_MATERIAL FOR THIS TASK:_
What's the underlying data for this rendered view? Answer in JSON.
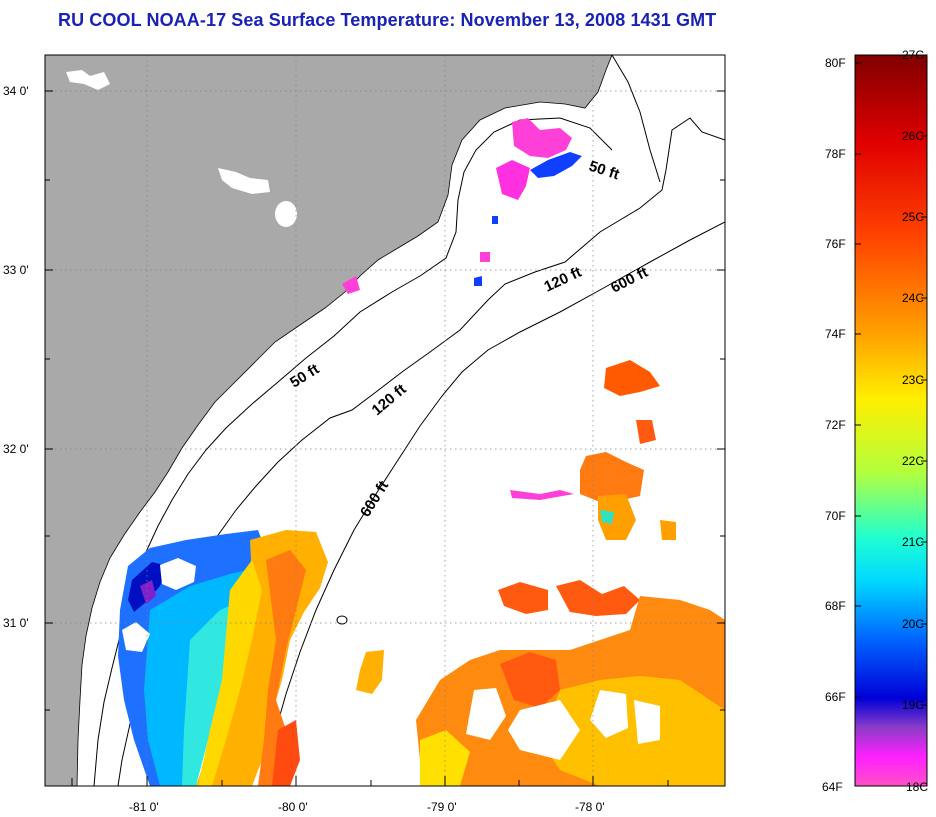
{
  "title": "RU COOL  NOAA-17  Sea Surface Temperature:  November 13, 2008 1431 GMT",
  "map": {
    "lat_labels": [
      "34 0'",
      "33 0'",
      "32 0'",
      "31 0'"
    ],
    "lon_labels": [
      "-81 0'",
      "-80 0'",
      "-79 0'",
      "-78 0'"
    ],
    "contour_labels": [
      {
        "text": "50 ft",
        "name": "contour-label-50ft-north"
      },
      {
        "text": "120 ft",
        "name": "contour-label-120ft-north"
      },
      {
        "text": "600 ft",
        "name": "contour-label-600ft-north"
      },
      {
        "text": "50 ft",
        "name": "contour-label-50ft-south"
      },
      {
        "text": "120 ft",
        "name": "contour-label-120ft-south"
      },
      {
        "text": "600 ft",
        "name": "contour-label-600ft-south"
      }
    ],
    "land_color": "#a9a9a9",
    "ocean_color": "#ffffff"
  },
  "colorbar": {
    "fahrenheit_labels": [
      "80F",
      "78F",
      "76F",
      "74F",
      "72F",
      "70F",
      "68F",
      "66F",
      "64F"
    ],
    "celsius_labels": [
      "27C",
      "26C",
      "25C",
      "24C",
      "23C",
      "22C",
      "21C",
      "20C",
      "19C",
      "18C"
    ],
    "range_f": [
      64,
      80
    ],
    "colors_top_to_bottom": [
      "#7a0000",
      "#e60000",
      "#ff6a00",
      "#ffcc00",
      "#ffff00",
      "#7dff7d",
      "#00ffff",
      "#0070ff",
      "#0000d0",
      "#9a3cc8",
      "#ff00ff",
      "#ff4fd0"
    ]
  }
}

_WHAT THIS TASK INVOLVES:_
Repeat the material above in full and exactly, omitting the pictures.

_ANSWER BELOW:_
What's the underlying data for this rendered view? Answer in JSON.
{
  "title": "RU COOL  NOAA-17  Sea Surface Temperature:  November 13, 2008 1431 GMT",
  "map": {
    "lat_labels": [
      "34 0'",
      "33 0'",
      "32 0'",
      "31 0'"
    ],
    "lon_labels": [
      "-81 0'",
      "-80 0'",
      "-79 0'",
      "-78 0'"
    ],
    "contour_labels": [
      {
        "text": "50 ft",
        "name": "contour-label-50ft-north"
      },
      {
        "text": "120 ft",
        "name": "contour-label-120ft-north"
      },
      {
        "text": "600 ft",
        "name": "contour-label-600ft-north"
      },
      {
        "text": "50 ft",
        "name": "contour-label-50ft-south"
      },
      {
        "text": "120 ft",
        "name": "contour-label-120ft-south"
      },
      {
        "text": "600 ft",
        "name": "contour-label-600ft-south"
      }
    ],
    "land_color": "#a9a9a9",
    "ocean_color": "#ffffff"
  },
  "colorbar": {
    "fahrenheit_labels": [
      "80F",
      "78F",
      "76F",
      "74F",
      "72F",
      "70F",
      "68F",
      "66F",
      "64F"
    ],
    "celsius_labels": [
      "27C",
      "26C",
      "25C",
      "24C",
      "23C",
      "22C",
      "21C",
      "20C",
      "19C",
      "18C"
    ],
    "range_f": [
      64,
      80
    ],
    "colors_top_to_bottom": [
      "#7a0000",
      "#e60000",
      "#ff6a00",
      "#ffcc00",
      "#ffff00",
      "#7dff7d",
      "#00ffff",
      "#0070ff",
      "#0000d0",
      "#9a3cc8",
      "#ff00ff",
      "#ff4fd0"
    ]
  }
}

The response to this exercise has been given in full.